Written exercise.
Search the records for "Depression". Copy every line where it appears.

start Data for this task

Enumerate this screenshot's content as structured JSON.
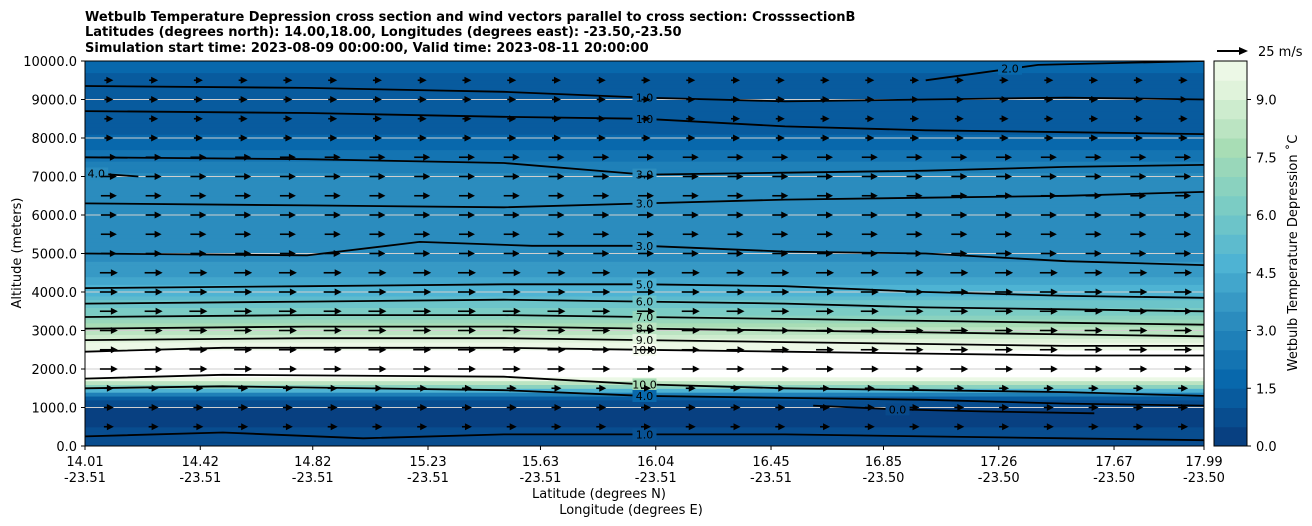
{
  "chart_data": {
    "type": "contour",
    "title_lines": [
      "Wetbulb Temperature Depression cross section and wind vectors parallel to cross section: CrosssectionB",
      "Latitudes (degrees north): 14.00,18.00, Longitudes (degrees east): -23.50,-23.50",
      "Simulation start time: 2023-08-09 00:00:00, Valid time: 2023-08-11 20:00:00"
    ],
    "ylabel": "Altitude (meters)",
    "xlabel_lines": [
      "Latitude (degrees N)",
      "Longitude (degrees E)"
    ],
    "ylim": [
      0,
      10000
    ],
    "y_ticks": [
      0,
      1000,
      2000,
      3000,
      4000,
      5000,
      6000,
      7000,
      8000,
      9000,
      10000
    ],
    "y_tick_labels": [
      "0.0",
      "1000.0",
      "2000.0",
      "3000.0",
      "4000.0",
      "5000.0",
      "6000.0",
      "7000.0",
      "8000.0",
      "9000.0",
      "10000.0"
    ],
    "x_ticks": [
      {
        "lat": "14.01",
        "lon": "-23.51",
        "pos": 14.01
      },
      {
        "lat": "14.42",
        "lon": "-23.51",
        "pos": 14.42
      },
      {
        "lat": "14.82",
        "lon": "-23.51",
        "pos": 14.82
      },
      {
        "lat": "15.23",
        "lon": "-23.51",
        "pos": 15.23
      },
      {
        "lat": "15.63",
        "lon": "-23.51",
        "pos": 15.63
      },
      {
        "lat": "16.04",
        "lon": "-23.51",
        "pos": 16.04
      },
      {
        "lat": "16.45",
        "lon": "-23.51",
        "pos": 16.45
      },
      {
        "lat": "16.85",
        "lon": "-23.50",
        "pos": 16.85
      },
      {
        "lat": "17.26",
        "lon": "-23.50",
        "pos": 17.26
      },
      {
        "lat": "17.67",
        "lon": "-23.50",
        "pos": 17.67
      },
      {
        "lat": "17.99",
        "lon": "-23.50",
        "pos": 17.99
      }
    ],
    "xlim": [
      14.01,
      17.99
    ],
    "grid": "horizontal",
    "colorbar": {
      "label": "Wetbulb Temperature Depression ˚C",
      "range": [
        0,
        10
      ],
      "ticks": [
        0.0,
        1.5,
        3.0,
        4.5,
        6.0,
        7.5,
        9.0
      ],
      "tick_labels": [
        "0.0",
        "1.5",
        "3.0",
        "4.5",
        "6.0",
        "7.5",
        "9.0"
      ]
    },
    "quiver_key": {
      "label": "25 m/s",
      "speed": 25
    },
    "profile": [
      {
        "z": 0,
        "v": 0.8
      },
      {
        "z": 500,
        "v": 0.5
      },
      {
        "z": 1000,
        "v": 0.3
      },
      {
        "z": 1300,
        "v": 1.5
      },
      {
        "z": 1500,
        "v": 6.0
      },
      {
        "z": 1800,
        "v": 10.5
      },
      {
        "z": 2200,
        "v": 11.0
      },
      {
        "z": 2500,
        "v": 10.0
      },
      {
        "z": 2800,
        "v": 9.0
      },
      {
        "z": 3100,
        "v": 7.8
      },
      {
        "z": 3500,
        "v": 6.2
      },
      {
        "z": 4000,
        "v": 4.8
      },
      {
        "z": 4500,
        "v": 3.8
      },
      {
        "z": 5000,
        "v": 3.2
      },
      {
        "z": 6000,
        "v": 3.0
      },
      {
        "z": 7000,
        "v": 3.1
      },
      {
        "z": 7800,
        "v": 1.8
      },
      {
        "z": 8500,
        "v": 1.0
      },
      {
        "z": 9000,
        "v": 1.0
      },
      {
        "z": 9500,
        "v": 1.4
      },
      {
        "z": 10000,
        "v": 1.6
      }
    ],
    "contours": [
      {
        "label": "1.0",
        "label_x": 16.0,
        "points": [
          [
            14.01,
            9350
          ],
          [
            14.8,
            9300
          ],
          [
            15.5,
            9200
          ],
          [
            16.0,
            9050
          ],
          [
            16.5,
            8950
          ],
          [
            17.0,
            9000
          ],
          [
            17.5,
            9050
          ],
          [
            17.99,
            9000
          ]
        ]
      },
      {
        "label": "1.0",
        "label_x": 16.0,
        "points": [
          [
            14.01,
            8700
          ],
          [
            14.8,
            8650
          ],
          [
            15.5,
            8550
          ],
          [
            16.0,
            8500
          ],
          [
            16.5,
            8300
          ],
          [
            17.0,
            8200
          ],
          [
            17.5,
            8150
          ],
          [
            17.99,
            8100
          ]
        ]
      },
      {
        "label": "2.0",
        "label_x": 17.3,
        "points": [
          [
            17.0,
            9500
          ],
          [
            17.4,
            9900
          ],
          [
            17.99,
            10000
          ]
        ]
      },
      {
        "label": "3.0",
        "label_x": 16.0,
        "points": [
          [
            14.01,
            7500
          ],
          [
            14.8,
            7450
          ],
          [
            15.5,
            7350
          ],
          [
            16.0,
            7050
          ],
          [
            16.5,
            7100
          ],
          [
            17.0,
            7150
          ],
          [
            17.5,
            7250
          ],
          [
            17.99,
            7300
          ]
        ]
      },
      {
        "label": "3.0",
        "label_x": 16.0,
        "points": [
          [
            14.01,
            6300
          ],
          [
            14.8,
            6250
          ],
          [
            15.5,
            6200
          ],
          [
            16.0,
            6300
          ],
          [
            16.5,
            6400
          ],
          [
            17.0,
            6450
          ],
          [
            17.5,
            6500
          ],
          [
            17.99,
            6600
          ]
        ]
      },
      {
        "label": "3.0",
        "label_x": 16.0,
        "points": [
          [
            14.01,
            5000
          ],
          [
            14.8,
            4950
          ],
          [
            15.2,
            5300
          ],
          [
            15.6,
            5200
          ],
          [
            16.0,
            5200
          ],
          [
            16.5,
            5050
          ],
          [
            17.0,
            5000
          ],
          [
            17.5,
            4800
          ],
          [
            17.99,
            4700
          ]
        ]
      },
      {
        "label": "4.0",
        "label_x": 14.05,
        "points": [
          [
            14.01,
            7100
          ],
          [
            14.2,
            7000
          ]
        ]
      },
      {
        "label": "5.0",
        "label_x": 16.0,
        "points": [
          [
            14.01,
            4100
          ],
          [
            14.8,
            4150
          ],
          [
            15.5,
            4200
          ],
          [
            16.0,
            4200
          ],
          [
            16.5,
            4150
          ],
          [
            17.0,
            4000
          ],
          [
            17.5,
            3900
          ],
          [
            17.99,
            3850
          ]
        ]
      },
      {
        "label": "6.0",
        "label_x": 16.0,
        "points": [
          [
            14.01,
            3700
          ],
          [
            14.8,
            3750
          ],
          [
            15.5,
            3800
          ],
          [
            16.0,
            3750
          ],
          [
            16.5,
            3700
          ],
          [
            17.0,
            3600
          ],
          [
            17.5,
            3550
          ],
          [
            17.99,
            3500
          ]
        ]
      },
      {
        "label": "7.0",
        "label_x": 16.0,
        "points": [
          [
            14.01,
            3350
          ],
          [
            14.8,
            3400
          ],
          [
            15.5,
            3400
          ],
          [
            16.0,
            3350
          ],
          [
            16.5,
            3300
          ],
          [
            17.0,
            3250
          ],
          [
            17.5,
            3200
          ],
          [
            17.99,
            3150
          ]
        ]
      },
      {
        "label": "8.0",
        "label_x": 16.0,
        "points": [
          [
            14.01,
            3050
          ],
          [
            14.8,
            3100
          ],
          [
            15.5,
            3100
          ],
          [
            16.0,
            3050
          ],
          [
            16.5,
            3000
          ],
          [
            17.0,
            2950
          ],
          [
            17.5,
            2900
          ],
          [
            17.99,
            2850
          ]
        ]
      },
      {
        "label": "9.0",
        "label_x": 16.0,
        "points": [
          [
            14.01,
            2750
          ],
          [
            14.8,
            2800
          ],
          [
            15.5,
            2800
          ],
          [
            16.0,
            2750
          ],
          [
            16.5,
            2700
          ],
          [
            17.0,
            2650
          ],
          [
            17.5,
            2600
          ],
          [
            17.99,
            2600
          ]
        ]
      },
      {
        "label": "10.0",
        "label_x": 16.0,
        "points": [
          [
            14.01,
            2450
          ],
          [
            14.5,
            2550
          ],
          [
            15.5,
            2550
          ],
          [
            16.0,
            2500
          ],
          [
            16.5,
            2450
          ],
          [
            17.0,
            2400
          ],
          [
            17.5,
            2350
          ],
          [
            17.99,
            2350
          ]
        ]
      },
      {
        "label": "10.0",
        "label_x": 16.0,
        "points": [
          [
            14.01,
            1750
          ],
          [
            14.5,
            1850
          ],
          [
            15.5,
            1800
          ],
          [
            16.0,
            1600
          ],
          [
            16.5,
            1500
          ],
          [
            17.0,
            1450
          ],
          [
            17.5,
            1400
          ],
          [
            17.99,
            1300
          ]
        ]
      },
      {
        "label": "4.0",
        "label_x": 16.0,
        "points": [
          [
            14.01,
            1500
          ],
          [
            14.5,
            1550
          ],
          [
            15.5,
            1450
          ],
          [
            16.0,
            1300
          ],
          [
            16.5,
            1250
          ],
          [
            17.0,
            1200
          ],
          [
            17.5,
            1100
          ],
          [
            17.99,
            1050
          ]
        ]
      },
      {
        "label": "0.0",
        "label_x": 16.9,
        "points": [
          [
            16.6,
            1050
          ],
          [
            16.9,
            950
          ],
          [
            17.2,
            900
          ],
          [
            17.6,
            850
          ]
        ]
      },
      {
        "label": "1.0",
        "label_x": 16.0,
        "points": [
          [
            14.01,
            250
          ],
          [
            14.5,
            350
          ],
          [
            15.0,
            200
          ],
          [
            15.5,
            300
          ],
          [
            16.0,
            300
          ],
          [
            16.5,
            300
          ],
          [
            17.0,
            250
          ],
          [
            17.5,
            200
          ],
          [
            17.99,
            150
          ]
        ]
      }
    ]
  }
}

end Data for this task

Answer to the exercise.
      "Wetbulb Temperature Depression cross section and wind vectors parallel to cross section: CrosssectionB",
      "label": "Wetbulb Temperature Depression ˚C",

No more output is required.